Reproduce all entries precisely as they are written.

++++++++++

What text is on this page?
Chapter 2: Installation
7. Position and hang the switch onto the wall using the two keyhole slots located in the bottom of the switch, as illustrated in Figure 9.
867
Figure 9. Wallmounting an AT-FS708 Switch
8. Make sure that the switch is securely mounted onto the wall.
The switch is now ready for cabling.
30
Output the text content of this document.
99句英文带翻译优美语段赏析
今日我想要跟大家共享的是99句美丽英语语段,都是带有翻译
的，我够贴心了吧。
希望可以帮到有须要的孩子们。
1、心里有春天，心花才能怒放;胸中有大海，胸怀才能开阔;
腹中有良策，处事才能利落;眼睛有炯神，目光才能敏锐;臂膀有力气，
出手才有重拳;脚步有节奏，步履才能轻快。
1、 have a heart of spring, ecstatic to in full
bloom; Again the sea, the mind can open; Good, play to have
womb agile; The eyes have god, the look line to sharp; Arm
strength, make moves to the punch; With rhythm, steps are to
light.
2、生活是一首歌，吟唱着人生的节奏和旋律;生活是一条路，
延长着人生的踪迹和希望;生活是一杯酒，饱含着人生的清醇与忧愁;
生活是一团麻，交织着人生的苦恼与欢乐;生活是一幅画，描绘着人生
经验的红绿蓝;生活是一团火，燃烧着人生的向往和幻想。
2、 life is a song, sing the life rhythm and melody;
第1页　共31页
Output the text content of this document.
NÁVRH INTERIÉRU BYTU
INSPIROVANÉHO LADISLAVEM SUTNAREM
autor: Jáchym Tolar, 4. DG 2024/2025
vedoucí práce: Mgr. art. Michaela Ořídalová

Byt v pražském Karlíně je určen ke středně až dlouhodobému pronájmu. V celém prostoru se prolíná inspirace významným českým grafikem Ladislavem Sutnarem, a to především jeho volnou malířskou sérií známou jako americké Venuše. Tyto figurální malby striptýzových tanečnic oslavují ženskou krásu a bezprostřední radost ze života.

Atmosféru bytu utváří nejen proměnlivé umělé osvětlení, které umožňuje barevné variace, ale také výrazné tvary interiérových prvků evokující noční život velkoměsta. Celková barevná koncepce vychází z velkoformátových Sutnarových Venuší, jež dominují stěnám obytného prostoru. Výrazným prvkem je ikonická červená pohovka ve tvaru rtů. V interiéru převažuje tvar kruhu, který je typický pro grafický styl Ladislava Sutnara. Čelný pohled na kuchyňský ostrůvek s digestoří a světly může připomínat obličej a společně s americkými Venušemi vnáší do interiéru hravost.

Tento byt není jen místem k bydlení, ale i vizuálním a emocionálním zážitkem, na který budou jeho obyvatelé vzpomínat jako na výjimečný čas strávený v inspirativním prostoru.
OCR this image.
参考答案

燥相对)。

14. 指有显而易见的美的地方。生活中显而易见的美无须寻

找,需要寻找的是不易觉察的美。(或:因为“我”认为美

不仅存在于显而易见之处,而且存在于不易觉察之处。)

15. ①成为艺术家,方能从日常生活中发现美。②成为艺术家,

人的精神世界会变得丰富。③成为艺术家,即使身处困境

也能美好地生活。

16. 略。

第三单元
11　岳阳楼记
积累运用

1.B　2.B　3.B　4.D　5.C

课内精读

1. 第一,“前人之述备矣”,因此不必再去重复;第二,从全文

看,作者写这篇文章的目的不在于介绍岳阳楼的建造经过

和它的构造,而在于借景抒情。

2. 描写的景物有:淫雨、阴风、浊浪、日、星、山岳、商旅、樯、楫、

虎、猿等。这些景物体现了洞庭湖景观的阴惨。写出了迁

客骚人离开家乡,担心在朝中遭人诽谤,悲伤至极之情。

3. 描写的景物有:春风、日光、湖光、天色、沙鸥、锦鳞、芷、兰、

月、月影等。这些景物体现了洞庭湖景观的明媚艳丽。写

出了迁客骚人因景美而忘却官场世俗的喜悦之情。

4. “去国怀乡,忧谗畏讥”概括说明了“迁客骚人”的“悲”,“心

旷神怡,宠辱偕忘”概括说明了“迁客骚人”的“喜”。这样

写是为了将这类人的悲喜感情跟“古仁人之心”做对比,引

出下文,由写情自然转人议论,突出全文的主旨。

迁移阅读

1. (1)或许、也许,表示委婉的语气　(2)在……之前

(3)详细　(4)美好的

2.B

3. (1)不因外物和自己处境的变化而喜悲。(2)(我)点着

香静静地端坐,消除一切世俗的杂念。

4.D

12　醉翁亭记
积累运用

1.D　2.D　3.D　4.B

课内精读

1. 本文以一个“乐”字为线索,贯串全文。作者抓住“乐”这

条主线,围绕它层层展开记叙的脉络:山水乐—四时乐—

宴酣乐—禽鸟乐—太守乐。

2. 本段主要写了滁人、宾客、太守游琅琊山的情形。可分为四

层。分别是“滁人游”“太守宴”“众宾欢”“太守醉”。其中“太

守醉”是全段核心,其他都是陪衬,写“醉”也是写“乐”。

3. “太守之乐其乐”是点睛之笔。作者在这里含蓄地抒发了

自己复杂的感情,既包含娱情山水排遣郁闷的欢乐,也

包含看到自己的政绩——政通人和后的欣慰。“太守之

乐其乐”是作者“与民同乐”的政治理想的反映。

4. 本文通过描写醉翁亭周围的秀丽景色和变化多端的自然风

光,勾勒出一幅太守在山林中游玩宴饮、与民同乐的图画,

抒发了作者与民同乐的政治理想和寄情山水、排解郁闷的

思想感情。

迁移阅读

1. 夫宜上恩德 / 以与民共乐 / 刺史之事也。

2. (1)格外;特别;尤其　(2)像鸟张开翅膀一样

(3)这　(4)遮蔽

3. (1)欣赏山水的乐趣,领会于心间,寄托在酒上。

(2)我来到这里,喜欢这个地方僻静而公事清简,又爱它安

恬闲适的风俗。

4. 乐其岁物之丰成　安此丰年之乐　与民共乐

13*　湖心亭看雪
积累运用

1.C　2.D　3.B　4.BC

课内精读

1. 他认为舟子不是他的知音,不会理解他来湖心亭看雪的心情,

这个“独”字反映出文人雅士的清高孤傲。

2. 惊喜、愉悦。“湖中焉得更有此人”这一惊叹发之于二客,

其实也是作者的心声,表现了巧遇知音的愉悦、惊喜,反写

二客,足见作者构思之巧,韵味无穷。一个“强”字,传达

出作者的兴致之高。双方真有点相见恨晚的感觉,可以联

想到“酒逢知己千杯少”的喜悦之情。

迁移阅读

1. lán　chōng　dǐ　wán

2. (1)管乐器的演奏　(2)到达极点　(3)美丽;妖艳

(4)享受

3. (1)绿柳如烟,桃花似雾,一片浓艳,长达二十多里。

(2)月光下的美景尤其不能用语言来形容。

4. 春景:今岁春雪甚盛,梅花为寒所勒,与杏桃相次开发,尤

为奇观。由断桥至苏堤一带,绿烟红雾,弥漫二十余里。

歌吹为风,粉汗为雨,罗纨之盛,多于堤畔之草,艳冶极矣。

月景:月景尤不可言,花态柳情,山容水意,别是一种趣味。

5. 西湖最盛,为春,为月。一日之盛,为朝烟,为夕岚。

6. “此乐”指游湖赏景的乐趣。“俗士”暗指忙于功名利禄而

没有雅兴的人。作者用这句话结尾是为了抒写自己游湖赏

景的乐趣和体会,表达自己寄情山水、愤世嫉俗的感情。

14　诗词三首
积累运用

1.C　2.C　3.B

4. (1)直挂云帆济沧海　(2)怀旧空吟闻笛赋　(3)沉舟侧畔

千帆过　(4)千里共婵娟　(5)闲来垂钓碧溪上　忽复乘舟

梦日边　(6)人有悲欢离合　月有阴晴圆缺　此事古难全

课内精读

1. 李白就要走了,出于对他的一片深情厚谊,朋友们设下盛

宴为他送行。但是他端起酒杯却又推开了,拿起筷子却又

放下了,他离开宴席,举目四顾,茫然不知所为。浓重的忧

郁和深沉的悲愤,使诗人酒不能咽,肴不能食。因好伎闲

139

++++++++++

§ **RESULT BELOW**
What text is on this page?
Chapter 2: Installation
7. Position and hang the switch onto the wall using the two keyhole slots located in the bottom of the switch, as illustrated in Figure 9.
867
Figure 9. Wallmounting an AT-FS708 Switch
8. Make sure that the switch is securely mounted onto the wall.
The switch is now ready for cabling.
30
Output the text content of this document.
99句英文带翻译优美语段赏析
今日我想要跟大家共享的是99句美丽英语语段,都是带有翻译
的，我够贴心了吧。
希望可以帮到有须要的孩子们。
1、心里有春天，心花才能怒放;胸中有大海，胸怀才能开阔;
腹中有良策，处事才能利落;眼睛有炯神，目光才能敏锐;臂膀有力气，
出手才有重拳;脚步有节奏，步履才能轻快。
1、 have a heart of spring, ecstatic to in full
bloom; Again the sea, the mind can open; Good, play to have
womb agile; The eyes have god, the look line to sharp; Arm
strength, make moves to the punch; With rhythm, steps are to
light.
2、生活是一首歌，吟唱着人生的节奏和旋律;生活是一条路，
延长着人生的踪迹和希望;生活是一杯酒，饱含着人生的清醇与忧愁;
生活是一团麻，交织着人生的苦恼与欢乐;生活是一幅画，描绘着人生
经验的红绿蓝;生活是一团火，燃烧着人生的向往和幻想。
2、 life is a song, sing the life rhythm and melody;
第1页　共31页
Output the text content of this document.
NÁVRH INTERIÉRU BYTU
INSPIROVANÉHO LADISLAVEM SUTNAREM
autor: Jáchym Tolar, 4. DG 2024/2025
vedoucí práce: Mgr. art. Michaela Ořídalová

Byt v pražském Karlíně je určen ke středně až dlouhodobému pronájmu. V celém prostoru se prolíná inspirace významným českým grafikem Ladislavem Sutnarem, a to především jeho volnou malířskou sérií známou jako americké Venuše. Tyto figurální malby striptýzových tanečnic oslavují ženskou krásu a bezprostřední radost ze života.

Atmosféru bytu utváří nejen proměnlivé umělé osvětlení, které umožňuje barevné variace, ale také výrazné tvary interiérových prvků evokující noční život velkoměsta. Celková barevná koncepce vychází z velkoformátových Sutnarových Venuší, jež dominují stěnám obytného prostoru. Výrazným prvkem je ikonická červená pohovka ve tvaru rtů. V interiéru převažuje tvar kruhu, který je typický pro grafický styl Ladislava Sutnara. Čelný pohled na kuchyňský ostrůvek s digestoří a světly může připomínat obličej a společně s americkými Venušemi vnáší do interiéru hravost.

Tento byt není jen místem k bydlení, ale i vizuálním a emocionálním zážitkem, na který budou jeho obyvatelé vzpomínat jako na výjimečný čas strávený v inspirativním prostoru.
OCR this image.
参考答案

燥相对)。

14. 指有显而易见的美的地方。生活中显而易见的美无须寻

找,需要寻找的是不易觉察的美。(或:因为“我”认为美

不仅存在于显而易见之处,而且存在于不易觉察之处。)

15. ①成为艺术家,方能从日常生活中发现美。②成为艺术家,

人的精神世界会变得丰富。③成为艺术家,即使身处困境

也能美好地生活。

16. 略。

第三单元
11　岳阳楼记
积累运用

1.B　2.B　3.B　4.D　5.C

课内精读

1. 第一,“前人之述备矣”,因此不必再去重复;第二,从全文

看,作者写这篇文章的目的不在于介绍岳阳楼的建造经过

和它的构造,而在于借景抒情。

2. 描写的景物有:淫雨、阴风、浊浪、日、星、山岳、商旅、樯、楫、

虎、猿等。这些景物体现了洞庭湖景观的阴惨。写出了迁

客骚人离开家乡,担心在朝中遭人诽谤,悲伤至极之情。

3. 描写的景物有:春风、日光、湖光、天色、沙鸥、锦鳞、芷、兰、

月、月影等。这些景物体现了洞庭湖景观的明媚艳丽。写

出了迁客骚人因景美而忘却官场世俗的喜悦之情。

4. “去国怀乡,忧谗畏讥”概括说明了“迁客骚人”的“悲”,“心

旷神怡,宠辱偕忘”概括说明了“迁客骚人”的“喜”。这样

写是为了将这类人的悲喜感情跟“古仁人之心”做对比,引

出下文,由写情自然转人议论,突出全文的主旨。

迁移阅读

1. (1)或许、也许,表示委婉的语气　(2)在……之前

(3)详细　(4)美好的

2.B

3. (1)不因外物和自己处境的变化而喜悲。(2)(我)点着

香静静地端坐,消除一切世俗的杂念。

4.D

12　醉翁亭记
积累运用

1.D　2.D　3.D　4.B

课内精读

1. 本文以一个“乐”字为线索,贯串全文。作者抓住“乐”这

条主线,围绕它层层展开记叙的脉络:山水乐—四时乐—

宴酣乐—禽鸟乐—太守乐。

2. 本段主要写了滁人、宾客、太守游琅琊山的情形。可分为四

层。分别是“滁人游”“太守宴”“众宾欢”“太守醉”。其中“太

守醉”是全段核心,其他都是陪衬,写“醉”也是写“乐”。

3. “太守之乐其乐”是点睛之笔。作者在这里含蓄地抒发了

自己复杂的感情,既包含娱情山水排遣郁闷的欢乐,也

包含看到自己的政绩——政通人和后的欣慰。“太守之

乐其乐”是作者“与民同乐”的政治理想的反映。

4. 本文通过描写醉翁亭周围的秀丽景色和变化多端的自然风

光,勾勒出一幅太守在山林中游玩宴饮、与民同乐的图画,

抒发了作者与民同乐的政治理想和寄情山水、排解郁闷的

思想感情。

迁移阅读

1. 夫宜上恩德 / 以与民共乐 / 刺史之事也。

2. (1)格外;特别;尤其　(2)像鸟张开翅膀一样

(3)这　(4)遮蔽

3. (1)欣赏山水的乐趣,领会于心间,寄托在酒上。

(2)我来到这里,喜欢这个地方僻静而公事清简,又爱它安

恬闲适的风俗。

4. 乐其岁物之丰成　安此丰年之乐　与民共乐

13*　湖心亭看雪
积累运用

1.C　2.D　3.B　4.BC

课内精读

1. 他认为舟子不是他的知音,不会理解他来湖心亭看雪的心情,

这个“独”字反映出文人雅士的清高孤傲。

2. 惊喜、愉悦。“湖中焉得更有此人”这一惊叹发之于二客,

其实也是作者的心声,表现了巧遇知音的愉悦、惊喜,反写

二客,足见作者构思之巧,韵味无穷。一个“强”字,传达

出作者的兴致之高。双方真有点相见恨晚的感觉,可以联

想到“酒逢知己千杯少”的喜悦之情。

迁移阅读

1. lán　chōng　dǐ　wán

2. (1)管乐器的演奏　(2)到达极点　(3)美丽;妖艳

(4)享受

3. (1)绿柳如烟,桃花似雾,一片浓艳,长达二十多里。

(2)月光下的美景尤其不能用语言来形容。

4. 春景:今岁春雪甚盛,梅花为寒所勒,与杏桃相次开发,尤

为奇观。由断桥至苏堤一带,绿烟红雾,弥漫二十余里。

歌吹为风,粉汗为雨,罗纨之盛,多于堤畔之草,艳冶极矣。

月景:月景尤不可言,花态柳情,山容水意,别是一种趣味。

5. 西湖最盛,为春,为月。一日之盛,为朝烟,为夕岚。

6. “此乐”指游湖赏景的乐趣。“俗士”暗指忙于功名利禄而

没有雅兴的人。作者用这句话结尾是为了抒写自己游湖赏

景的乐趣和体会,表达自己寄情山水、愤世嫉俗的感情。

14　诗词三首
积累运用

1.C　2.C　3.B

4. (1)直挂云帆济沧海　(2)怀旧空吟闻笛赋　(3)沉舟侧畔

千帆过　(4)千里共婵娟　(5)闲来垂钓碧溪上　忽复乘舟

梦日边　(6)人有悲欢离合　月有阴晴圆缺　此事古难全

课内精读

1. 李白就要走了,出于对他的一片深情厚谊,朋友们设下盛

宴为他送行。但是他端起酒杯却又推开了,拿起筷子却又

放下了,他离开宴席,举目四顾,茫然不知所为。浓重的忧

郁和深沉的悲愤,使诗人酒不能咽,肴不能食。因好伎闲

139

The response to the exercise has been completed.